# REQUIREMENT
Find the lines that contain the word "Expenses" and copy each one.

# LISTING

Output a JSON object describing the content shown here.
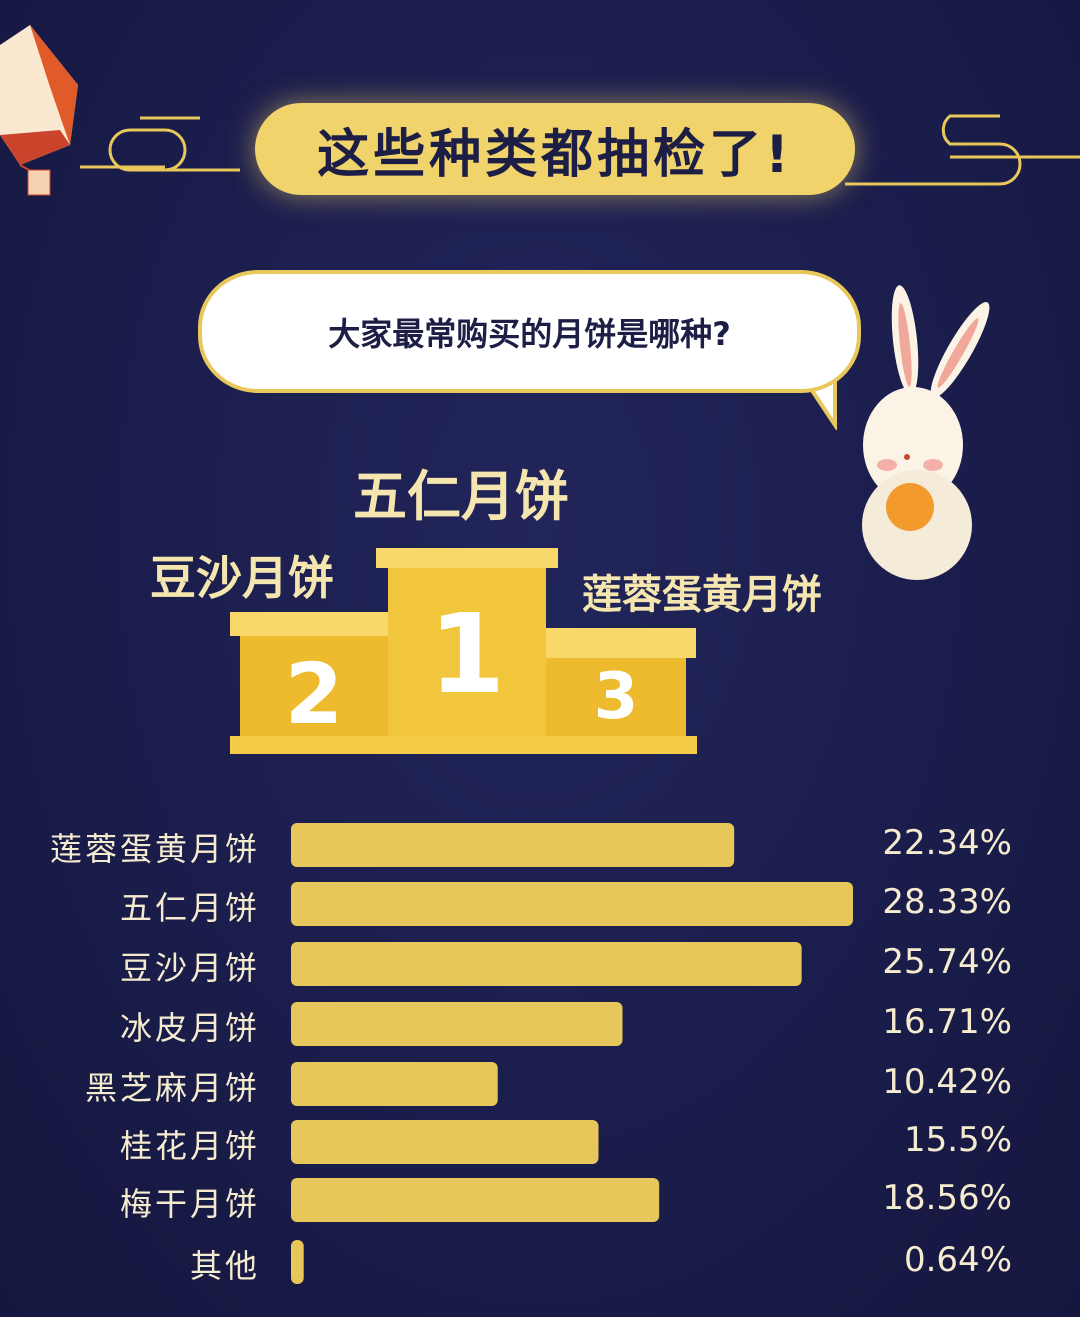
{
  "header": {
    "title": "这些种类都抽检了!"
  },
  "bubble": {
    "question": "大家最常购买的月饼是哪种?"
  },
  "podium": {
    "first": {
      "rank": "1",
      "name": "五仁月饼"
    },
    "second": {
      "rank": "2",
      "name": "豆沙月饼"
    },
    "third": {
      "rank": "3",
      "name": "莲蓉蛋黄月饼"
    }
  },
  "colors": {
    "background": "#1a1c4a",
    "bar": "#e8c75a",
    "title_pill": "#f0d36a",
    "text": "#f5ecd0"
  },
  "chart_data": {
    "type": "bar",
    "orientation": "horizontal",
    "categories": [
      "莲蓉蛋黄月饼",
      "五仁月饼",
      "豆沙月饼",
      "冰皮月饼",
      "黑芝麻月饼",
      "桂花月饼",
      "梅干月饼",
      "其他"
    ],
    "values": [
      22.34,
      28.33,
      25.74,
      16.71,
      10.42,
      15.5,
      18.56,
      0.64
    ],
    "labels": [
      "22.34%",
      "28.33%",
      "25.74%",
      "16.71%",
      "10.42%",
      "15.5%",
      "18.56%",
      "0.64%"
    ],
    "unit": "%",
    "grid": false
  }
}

==

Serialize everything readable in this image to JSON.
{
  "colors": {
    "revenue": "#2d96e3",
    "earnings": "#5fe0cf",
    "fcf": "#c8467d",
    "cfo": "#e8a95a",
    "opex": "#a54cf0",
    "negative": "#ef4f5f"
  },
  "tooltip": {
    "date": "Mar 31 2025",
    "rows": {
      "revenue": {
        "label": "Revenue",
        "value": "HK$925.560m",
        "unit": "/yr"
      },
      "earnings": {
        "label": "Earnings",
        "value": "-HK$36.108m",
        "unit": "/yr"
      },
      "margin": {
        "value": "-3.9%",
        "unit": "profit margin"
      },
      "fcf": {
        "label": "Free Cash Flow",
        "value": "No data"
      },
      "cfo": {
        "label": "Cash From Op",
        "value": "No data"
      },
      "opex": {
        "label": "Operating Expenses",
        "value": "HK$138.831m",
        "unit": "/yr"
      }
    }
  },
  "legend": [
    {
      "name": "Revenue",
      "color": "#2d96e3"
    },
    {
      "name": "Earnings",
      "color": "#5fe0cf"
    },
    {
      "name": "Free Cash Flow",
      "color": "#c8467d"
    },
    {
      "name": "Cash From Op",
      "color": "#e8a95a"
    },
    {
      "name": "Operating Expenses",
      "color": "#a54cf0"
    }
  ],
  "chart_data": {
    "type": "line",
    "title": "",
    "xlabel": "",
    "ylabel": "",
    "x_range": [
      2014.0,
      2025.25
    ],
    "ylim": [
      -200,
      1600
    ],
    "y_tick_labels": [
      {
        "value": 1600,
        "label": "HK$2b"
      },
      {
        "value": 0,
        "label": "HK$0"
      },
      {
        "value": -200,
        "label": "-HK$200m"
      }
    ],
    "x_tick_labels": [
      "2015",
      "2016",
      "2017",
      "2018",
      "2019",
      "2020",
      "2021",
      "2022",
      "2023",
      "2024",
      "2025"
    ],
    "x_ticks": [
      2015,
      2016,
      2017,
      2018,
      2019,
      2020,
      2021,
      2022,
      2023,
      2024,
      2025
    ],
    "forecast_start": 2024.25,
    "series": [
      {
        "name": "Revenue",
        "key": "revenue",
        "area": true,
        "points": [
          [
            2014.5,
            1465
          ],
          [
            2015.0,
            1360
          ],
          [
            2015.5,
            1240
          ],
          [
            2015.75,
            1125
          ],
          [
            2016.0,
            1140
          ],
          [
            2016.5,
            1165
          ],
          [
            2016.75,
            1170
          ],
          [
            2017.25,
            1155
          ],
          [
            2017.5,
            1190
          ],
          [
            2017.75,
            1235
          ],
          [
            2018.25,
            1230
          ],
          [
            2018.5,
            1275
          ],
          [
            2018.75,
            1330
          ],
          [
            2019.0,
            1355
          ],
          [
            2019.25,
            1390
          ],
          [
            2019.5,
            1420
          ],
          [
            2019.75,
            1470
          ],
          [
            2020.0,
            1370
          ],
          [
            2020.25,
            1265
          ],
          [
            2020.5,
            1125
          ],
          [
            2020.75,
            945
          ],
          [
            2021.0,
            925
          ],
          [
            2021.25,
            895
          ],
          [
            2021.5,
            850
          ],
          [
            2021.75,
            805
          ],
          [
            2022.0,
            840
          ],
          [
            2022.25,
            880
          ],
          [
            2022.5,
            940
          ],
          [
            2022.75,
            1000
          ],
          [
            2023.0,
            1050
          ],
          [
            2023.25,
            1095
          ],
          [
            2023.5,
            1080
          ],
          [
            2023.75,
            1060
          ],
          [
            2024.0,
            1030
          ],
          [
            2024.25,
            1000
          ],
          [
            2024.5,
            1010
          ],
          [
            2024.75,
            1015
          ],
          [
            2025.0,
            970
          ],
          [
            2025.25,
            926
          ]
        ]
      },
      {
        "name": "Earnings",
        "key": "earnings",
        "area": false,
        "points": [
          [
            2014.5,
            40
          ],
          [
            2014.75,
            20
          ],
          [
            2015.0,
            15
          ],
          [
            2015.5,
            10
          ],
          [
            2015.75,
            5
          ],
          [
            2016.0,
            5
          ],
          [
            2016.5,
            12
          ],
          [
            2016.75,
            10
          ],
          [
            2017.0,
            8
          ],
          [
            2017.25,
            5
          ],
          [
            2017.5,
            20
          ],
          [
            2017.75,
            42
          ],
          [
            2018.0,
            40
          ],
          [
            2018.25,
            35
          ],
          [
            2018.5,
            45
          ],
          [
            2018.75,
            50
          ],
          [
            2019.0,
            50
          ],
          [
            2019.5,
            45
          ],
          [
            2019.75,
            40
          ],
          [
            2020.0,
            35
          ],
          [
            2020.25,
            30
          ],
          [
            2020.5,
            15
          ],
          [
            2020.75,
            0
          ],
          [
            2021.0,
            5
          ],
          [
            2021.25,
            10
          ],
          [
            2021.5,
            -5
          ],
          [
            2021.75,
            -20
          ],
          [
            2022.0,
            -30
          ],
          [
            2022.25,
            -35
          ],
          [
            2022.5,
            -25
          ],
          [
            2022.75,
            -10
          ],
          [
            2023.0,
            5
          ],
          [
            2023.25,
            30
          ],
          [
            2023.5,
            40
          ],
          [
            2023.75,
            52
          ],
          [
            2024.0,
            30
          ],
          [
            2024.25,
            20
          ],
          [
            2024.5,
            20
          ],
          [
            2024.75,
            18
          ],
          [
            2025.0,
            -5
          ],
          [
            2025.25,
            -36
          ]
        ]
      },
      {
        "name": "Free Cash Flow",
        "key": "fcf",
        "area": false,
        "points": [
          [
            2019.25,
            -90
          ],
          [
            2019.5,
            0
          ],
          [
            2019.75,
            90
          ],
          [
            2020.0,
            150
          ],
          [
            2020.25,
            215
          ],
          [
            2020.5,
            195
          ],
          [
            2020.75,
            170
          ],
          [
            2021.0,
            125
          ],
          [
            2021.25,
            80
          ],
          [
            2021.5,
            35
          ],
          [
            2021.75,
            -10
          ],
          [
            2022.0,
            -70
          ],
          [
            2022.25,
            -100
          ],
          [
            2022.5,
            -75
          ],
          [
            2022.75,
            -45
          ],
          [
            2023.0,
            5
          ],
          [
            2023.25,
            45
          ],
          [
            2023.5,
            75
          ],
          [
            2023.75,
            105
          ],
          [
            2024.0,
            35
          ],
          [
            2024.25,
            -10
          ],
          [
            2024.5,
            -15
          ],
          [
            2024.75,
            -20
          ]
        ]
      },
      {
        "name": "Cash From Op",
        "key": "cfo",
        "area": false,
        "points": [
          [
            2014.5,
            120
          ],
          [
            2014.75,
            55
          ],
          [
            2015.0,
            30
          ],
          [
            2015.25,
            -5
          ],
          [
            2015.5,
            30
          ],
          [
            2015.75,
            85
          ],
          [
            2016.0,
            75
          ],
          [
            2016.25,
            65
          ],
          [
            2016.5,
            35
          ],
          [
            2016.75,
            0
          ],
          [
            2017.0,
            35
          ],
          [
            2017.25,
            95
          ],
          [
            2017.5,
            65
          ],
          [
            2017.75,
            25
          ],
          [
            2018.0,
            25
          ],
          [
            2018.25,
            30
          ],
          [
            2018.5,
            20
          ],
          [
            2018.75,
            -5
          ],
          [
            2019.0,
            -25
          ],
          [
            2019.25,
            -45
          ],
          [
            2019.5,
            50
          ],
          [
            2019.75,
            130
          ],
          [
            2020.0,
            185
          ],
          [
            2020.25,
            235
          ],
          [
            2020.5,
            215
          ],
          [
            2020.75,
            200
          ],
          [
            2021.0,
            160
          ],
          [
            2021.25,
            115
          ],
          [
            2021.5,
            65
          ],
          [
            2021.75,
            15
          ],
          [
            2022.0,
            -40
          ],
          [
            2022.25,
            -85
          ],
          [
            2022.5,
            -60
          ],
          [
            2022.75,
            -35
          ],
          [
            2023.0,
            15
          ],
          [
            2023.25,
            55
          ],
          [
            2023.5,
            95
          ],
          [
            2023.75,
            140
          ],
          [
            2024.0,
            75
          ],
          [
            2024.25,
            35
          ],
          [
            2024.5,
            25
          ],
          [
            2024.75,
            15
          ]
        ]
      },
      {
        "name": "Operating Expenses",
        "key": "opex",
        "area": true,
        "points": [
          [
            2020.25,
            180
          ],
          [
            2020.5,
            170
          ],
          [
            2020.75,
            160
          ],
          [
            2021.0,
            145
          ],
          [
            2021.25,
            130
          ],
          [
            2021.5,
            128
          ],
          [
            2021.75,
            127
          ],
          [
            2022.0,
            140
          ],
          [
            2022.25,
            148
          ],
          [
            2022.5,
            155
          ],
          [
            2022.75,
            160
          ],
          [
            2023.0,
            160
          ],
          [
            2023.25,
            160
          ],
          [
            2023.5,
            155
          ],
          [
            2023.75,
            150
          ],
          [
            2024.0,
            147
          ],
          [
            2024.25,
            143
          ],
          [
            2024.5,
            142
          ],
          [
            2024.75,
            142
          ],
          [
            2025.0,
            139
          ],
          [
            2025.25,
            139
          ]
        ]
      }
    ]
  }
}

...

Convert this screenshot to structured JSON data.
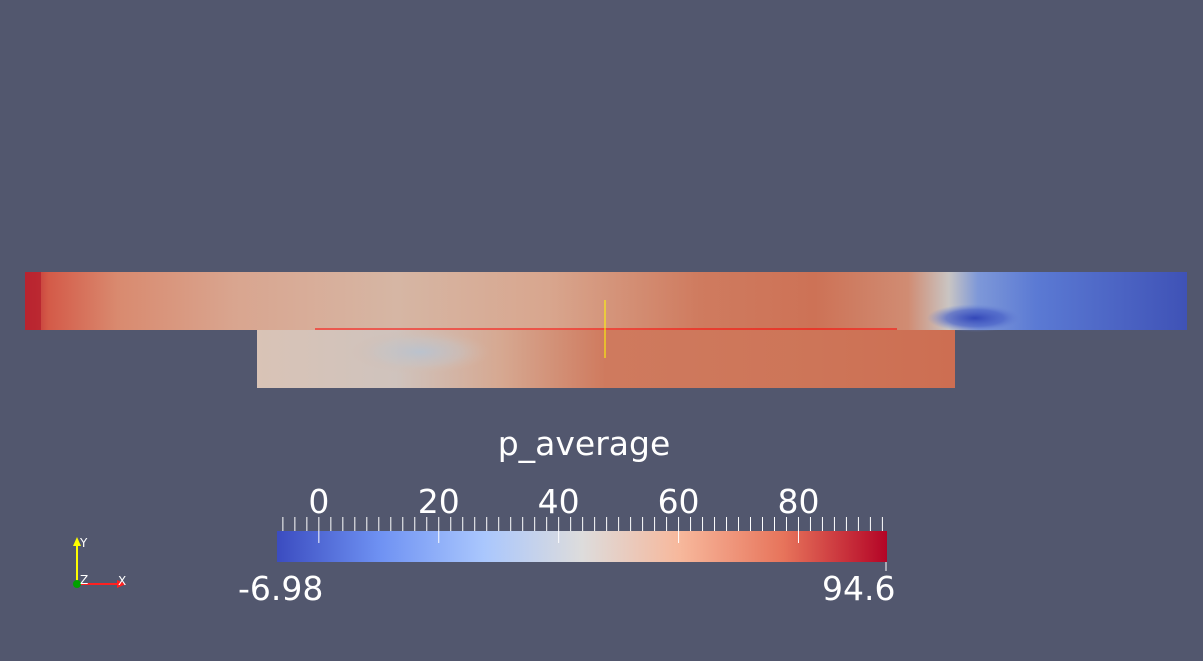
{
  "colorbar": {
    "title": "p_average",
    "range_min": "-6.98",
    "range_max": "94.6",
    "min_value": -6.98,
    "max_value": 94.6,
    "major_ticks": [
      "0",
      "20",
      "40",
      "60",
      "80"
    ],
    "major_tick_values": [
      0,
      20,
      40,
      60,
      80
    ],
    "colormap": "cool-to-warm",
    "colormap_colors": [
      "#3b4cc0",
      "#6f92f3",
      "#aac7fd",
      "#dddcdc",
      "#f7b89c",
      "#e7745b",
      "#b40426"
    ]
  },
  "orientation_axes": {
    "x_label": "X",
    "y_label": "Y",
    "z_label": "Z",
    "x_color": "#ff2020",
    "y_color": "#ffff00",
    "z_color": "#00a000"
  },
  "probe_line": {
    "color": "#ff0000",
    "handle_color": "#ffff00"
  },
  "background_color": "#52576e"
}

# RESPONSE
        "label": "Operating Expenses",
      "name": "Operating Expenses",
        "name": "Operating Expenses",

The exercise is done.